Work to be completed => Output exactly, and only, the stretch of lines beginning at the line with "Read all visible content and emit it as JSON." and ending at the last line of the listing below. Drop the pictures.
** START OF Data section **
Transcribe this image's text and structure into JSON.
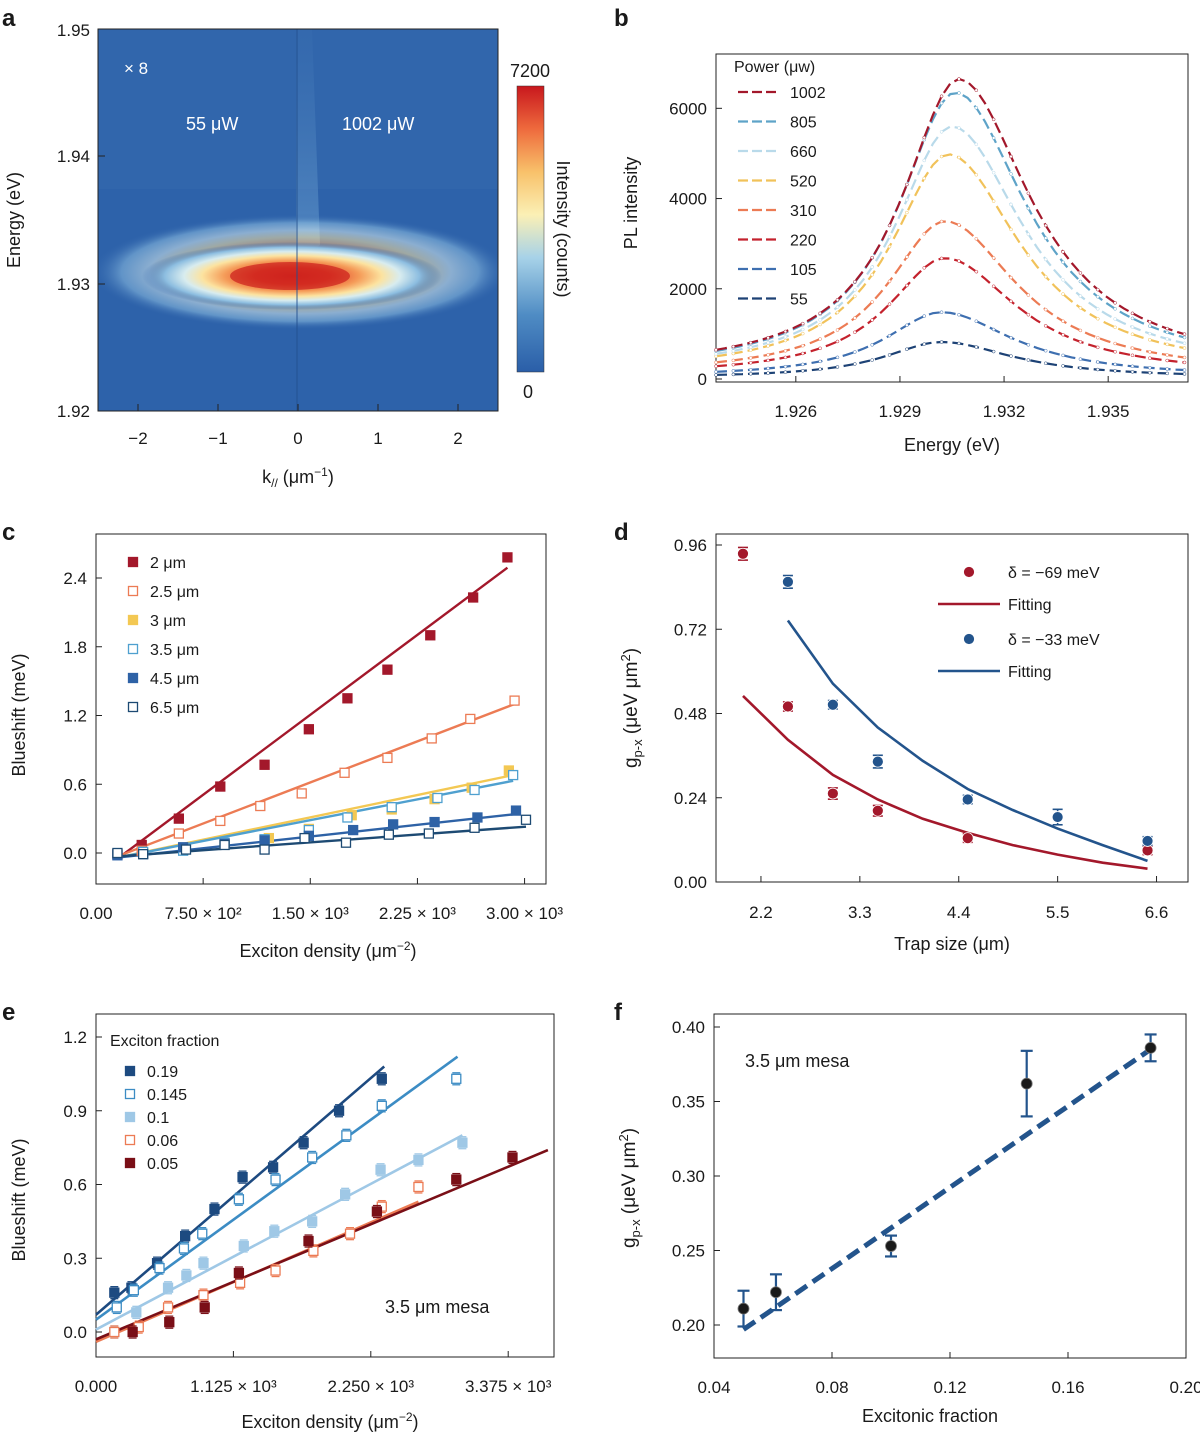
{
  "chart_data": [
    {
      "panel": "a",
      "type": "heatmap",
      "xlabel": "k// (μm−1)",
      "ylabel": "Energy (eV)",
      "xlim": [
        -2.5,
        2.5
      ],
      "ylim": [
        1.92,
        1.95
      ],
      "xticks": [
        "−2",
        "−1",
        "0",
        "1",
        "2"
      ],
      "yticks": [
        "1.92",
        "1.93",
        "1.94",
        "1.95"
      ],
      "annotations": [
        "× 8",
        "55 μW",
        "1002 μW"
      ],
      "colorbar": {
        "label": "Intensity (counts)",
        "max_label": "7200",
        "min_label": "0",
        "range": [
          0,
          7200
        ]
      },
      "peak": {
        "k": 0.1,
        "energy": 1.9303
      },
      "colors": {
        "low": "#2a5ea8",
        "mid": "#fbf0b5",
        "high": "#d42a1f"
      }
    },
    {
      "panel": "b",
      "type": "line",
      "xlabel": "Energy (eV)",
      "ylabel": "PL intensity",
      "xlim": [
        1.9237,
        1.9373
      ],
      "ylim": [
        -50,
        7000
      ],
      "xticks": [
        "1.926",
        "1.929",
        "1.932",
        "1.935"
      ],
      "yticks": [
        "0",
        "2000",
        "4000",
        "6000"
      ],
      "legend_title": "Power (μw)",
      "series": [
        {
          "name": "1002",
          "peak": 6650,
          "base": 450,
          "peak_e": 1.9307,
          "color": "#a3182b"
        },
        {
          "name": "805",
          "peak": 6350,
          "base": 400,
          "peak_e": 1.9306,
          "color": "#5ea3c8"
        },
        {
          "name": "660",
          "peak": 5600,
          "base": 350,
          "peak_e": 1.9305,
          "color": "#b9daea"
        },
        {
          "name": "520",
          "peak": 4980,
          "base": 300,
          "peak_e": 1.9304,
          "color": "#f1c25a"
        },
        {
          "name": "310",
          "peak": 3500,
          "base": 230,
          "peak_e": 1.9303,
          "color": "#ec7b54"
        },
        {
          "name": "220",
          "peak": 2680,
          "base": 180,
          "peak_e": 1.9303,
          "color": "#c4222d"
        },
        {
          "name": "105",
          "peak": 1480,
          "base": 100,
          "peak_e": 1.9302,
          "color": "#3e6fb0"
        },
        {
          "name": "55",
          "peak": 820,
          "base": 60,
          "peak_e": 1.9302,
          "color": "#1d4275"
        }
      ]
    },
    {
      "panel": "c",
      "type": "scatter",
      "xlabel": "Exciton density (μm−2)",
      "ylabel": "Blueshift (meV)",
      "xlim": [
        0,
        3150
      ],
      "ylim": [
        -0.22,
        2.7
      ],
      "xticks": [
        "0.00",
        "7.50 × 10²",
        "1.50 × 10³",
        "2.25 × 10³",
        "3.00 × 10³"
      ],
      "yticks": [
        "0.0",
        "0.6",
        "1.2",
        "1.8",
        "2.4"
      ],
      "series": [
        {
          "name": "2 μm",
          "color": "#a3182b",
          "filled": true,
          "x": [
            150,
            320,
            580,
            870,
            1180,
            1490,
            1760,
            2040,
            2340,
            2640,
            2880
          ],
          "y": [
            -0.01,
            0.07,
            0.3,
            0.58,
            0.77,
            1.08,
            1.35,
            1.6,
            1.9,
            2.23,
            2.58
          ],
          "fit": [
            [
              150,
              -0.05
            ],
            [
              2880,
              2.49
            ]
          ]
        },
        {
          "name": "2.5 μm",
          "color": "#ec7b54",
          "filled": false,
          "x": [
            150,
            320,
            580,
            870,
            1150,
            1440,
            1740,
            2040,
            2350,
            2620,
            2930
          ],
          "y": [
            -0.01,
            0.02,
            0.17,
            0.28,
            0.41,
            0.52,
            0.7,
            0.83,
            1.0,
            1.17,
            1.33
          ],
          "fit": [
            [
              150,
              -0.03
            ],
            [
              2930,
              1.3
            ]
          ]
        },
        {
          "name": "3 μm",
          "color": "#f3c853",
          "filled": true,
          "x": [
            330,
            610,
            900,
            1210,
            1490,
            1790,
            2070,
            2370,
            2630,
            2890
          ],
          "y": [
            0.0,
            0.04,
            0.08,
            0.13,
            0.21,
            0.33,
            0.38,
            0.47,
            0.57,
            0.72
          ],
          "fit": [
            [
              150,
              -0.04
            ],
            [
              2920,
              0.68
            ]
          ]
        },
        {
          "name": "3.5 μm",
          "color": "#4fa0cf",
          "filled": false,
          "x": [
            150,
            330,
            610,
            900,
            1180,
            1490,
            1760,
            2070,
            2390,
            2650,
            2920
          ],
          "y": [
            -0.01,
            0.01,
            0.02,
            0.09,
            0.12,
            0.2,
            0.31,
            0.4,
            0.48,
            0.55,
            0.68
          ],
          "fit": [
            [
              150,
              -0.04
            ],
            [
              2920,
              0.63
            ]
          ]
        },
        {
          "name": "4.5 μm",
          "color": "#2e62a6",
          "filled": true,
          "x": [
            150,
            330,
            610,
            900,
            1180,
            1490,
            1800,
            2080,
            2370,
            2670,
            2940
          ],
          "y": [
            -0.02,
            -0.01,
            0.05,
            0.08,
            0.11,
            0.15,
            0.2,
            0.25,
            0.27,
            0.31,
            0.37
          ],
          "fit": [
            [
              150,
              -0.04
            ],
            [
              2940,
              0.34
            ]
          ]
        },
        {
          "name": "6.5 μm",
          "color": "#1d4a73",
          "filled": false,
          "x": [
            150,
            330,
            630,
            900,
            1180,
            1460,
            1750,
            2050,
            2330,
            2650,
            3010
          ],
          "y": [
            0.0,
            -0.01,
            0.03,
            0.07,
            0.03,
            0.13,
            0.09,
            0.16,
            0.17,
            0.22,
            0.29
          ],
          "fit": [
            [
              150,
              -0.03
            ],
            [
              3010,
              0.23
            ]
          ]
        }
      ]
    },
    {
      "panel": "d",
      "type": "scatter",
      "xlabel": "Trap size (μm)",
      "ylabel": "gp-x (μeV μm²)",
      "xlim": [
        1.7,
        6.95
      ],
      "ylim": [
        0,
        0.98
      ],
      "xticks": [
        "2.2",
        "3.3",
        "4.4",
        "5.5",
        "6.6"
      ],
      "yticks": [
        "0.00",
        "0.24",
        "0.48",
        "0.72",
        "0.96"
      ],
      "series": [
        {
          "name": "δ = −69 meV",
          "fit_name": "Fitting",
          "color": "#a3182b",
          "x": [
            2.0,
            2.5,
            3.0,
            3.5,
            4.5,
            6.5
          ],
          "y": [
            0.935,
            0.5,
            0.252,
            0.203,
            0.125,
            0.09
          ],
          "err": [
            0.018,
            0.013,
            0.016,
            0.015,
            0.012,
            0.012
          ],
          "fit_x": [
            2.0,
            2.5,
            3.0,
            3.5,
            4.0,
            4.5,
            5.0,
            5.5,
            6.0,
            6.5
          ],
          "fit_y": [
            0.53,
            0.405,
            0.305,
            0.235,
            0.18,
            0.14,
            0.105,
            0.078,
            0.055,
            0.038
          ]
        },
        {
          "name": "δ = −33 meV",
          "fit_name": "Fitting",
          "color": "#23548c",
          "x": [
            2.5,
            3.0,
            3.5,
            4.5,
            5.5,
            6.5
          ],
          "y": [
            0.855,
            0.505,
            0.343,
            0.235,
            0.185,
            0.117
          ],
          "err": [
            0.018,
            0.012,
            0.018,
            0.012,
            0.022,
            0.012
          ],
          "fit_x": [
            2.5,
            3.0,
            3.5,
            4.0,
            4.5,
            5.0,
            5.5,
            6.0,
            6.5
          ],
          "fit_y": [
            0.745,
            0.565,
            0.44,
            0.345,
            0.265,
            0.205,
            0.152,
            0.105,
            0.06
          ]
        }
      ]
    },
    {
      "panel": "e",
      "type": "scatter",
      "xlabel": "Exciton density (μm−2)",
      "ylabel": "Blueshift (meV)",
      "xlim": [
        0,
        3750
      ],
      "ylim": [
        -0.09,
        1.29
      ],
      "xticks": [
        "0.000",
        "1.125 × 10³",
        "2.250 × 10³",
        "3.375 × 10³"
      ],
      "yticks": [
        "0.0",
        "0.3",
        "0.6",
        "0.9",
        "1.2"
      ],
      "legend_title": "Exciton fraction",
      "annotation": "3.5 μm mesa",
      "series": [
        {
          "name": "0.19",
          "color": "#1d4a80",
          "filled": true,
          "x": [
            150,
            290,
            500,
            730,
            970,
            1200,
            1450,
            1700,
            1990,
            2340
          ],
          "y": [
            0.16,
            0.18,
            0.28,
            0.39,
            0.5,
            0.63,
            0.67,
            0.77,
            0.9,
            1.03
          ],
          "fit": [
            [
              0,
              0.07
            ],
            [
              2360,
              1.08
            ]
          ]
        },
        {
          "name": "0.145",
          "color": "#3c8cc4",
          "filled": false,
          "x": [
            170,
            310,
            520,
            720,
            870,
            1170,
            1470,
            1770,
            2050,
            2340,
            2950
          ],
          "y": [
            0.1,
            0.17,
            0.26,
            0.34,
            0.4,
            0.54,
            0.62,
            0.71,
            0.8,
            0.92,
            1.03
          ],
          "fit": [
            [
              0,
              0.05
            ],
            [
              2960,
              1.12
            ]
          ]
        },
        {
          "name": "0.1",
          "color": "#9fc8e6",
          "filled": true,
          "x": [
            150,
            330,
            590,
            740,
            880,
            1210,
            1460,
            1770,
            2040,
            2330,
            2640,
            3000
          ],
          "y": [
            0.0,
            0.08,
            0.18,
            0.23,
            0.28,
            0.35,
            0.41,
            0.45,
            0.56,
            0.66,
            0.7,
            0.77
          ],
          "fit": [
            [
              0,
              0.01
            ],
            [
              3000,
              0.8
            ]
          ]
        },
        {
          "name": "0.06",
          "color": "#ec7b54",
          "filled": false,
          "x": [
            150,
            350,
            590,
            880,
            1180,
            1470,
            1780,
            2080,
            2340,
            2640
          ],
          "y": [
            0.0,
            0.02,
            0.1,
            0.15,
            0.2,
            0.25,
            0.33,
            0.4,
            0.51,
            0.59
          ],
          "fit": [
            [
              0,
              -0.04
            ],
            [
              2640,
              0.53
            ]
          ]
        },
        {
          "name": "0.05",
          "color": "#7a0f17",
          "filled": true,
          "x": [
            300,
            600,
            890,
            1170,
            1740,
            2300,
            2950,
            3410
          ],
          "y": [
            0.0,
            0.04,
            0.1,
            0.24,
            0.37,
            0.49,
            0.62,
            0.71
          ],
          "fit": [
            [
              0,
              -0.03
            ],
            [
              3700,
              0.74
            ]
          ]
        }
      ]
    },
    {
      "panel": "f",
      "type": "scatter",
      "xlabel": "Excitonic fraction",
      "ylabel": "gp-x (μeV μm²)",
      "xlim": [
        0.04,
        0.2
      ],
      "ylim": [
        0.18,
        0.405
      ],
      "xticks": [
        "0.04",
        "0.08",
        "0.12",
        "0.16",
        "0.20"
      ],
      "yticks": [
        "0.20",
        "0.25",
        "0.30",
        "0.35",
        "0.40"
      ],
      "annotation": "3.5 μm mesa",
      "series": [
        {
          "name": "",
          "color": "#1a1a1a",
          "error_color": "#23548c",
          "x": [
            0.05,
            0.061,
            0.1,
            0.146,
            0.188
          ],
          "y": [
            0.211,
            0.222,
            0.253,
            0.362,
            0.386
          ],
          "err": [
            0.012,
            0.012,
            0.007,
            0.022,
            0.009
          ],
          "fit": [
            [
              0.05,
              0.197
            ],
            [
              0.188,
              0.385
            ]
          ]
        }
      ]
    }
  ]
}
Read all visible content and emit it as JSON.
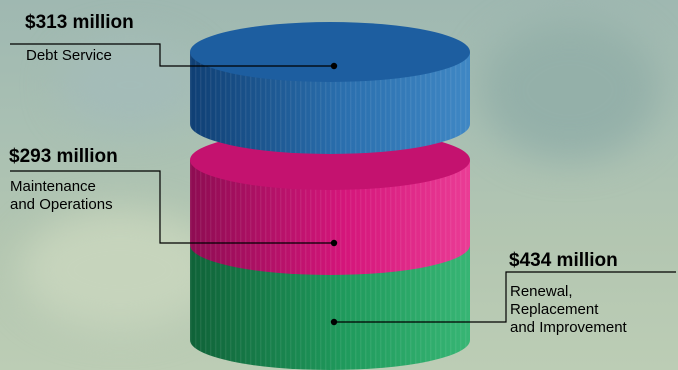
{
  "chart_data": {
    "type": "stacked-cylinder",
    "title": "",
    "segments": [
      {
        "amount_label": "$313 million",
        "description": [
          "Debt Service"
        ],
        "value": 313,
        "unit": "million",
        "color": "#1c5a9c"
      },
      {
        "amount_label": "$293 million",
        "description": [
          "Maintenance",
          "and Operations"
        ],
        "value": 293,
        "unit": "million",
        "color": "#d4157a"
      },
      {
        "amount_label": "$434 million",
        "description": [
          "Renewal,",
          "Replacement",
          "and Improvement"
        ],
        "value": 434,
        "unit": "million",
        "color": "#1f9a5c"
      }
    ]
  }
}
** END OF Data section **
Finished exercise =>
Read all visible content and emit it as JSON.
{
  "chart_data": {
    "type": "stacked-cylinder",
    "title": "",
    "segments": [
      {
        "amount_label": "$313 million",
        "description": [
          "Debt Service"
        ],
        "value": 313,
        "unit": "million",
        "color": "#1c5a9c"
      },
      {
        "amount_label": "$293 million",
        "description": [
          "Maintenance",
          "and Operations"
        ],
        "value": 293,
        "unit": "million",
        "color": "#d4157a"
      },
      {
        "amount_label": "$434 million",
        "description": [
          "Renewal,",
          "Replacement",
          "and Improvement"
        ],
        "value": 434,
        "unit": "million",
        "color": "#1f9a5c"
      }
    ]
  }
}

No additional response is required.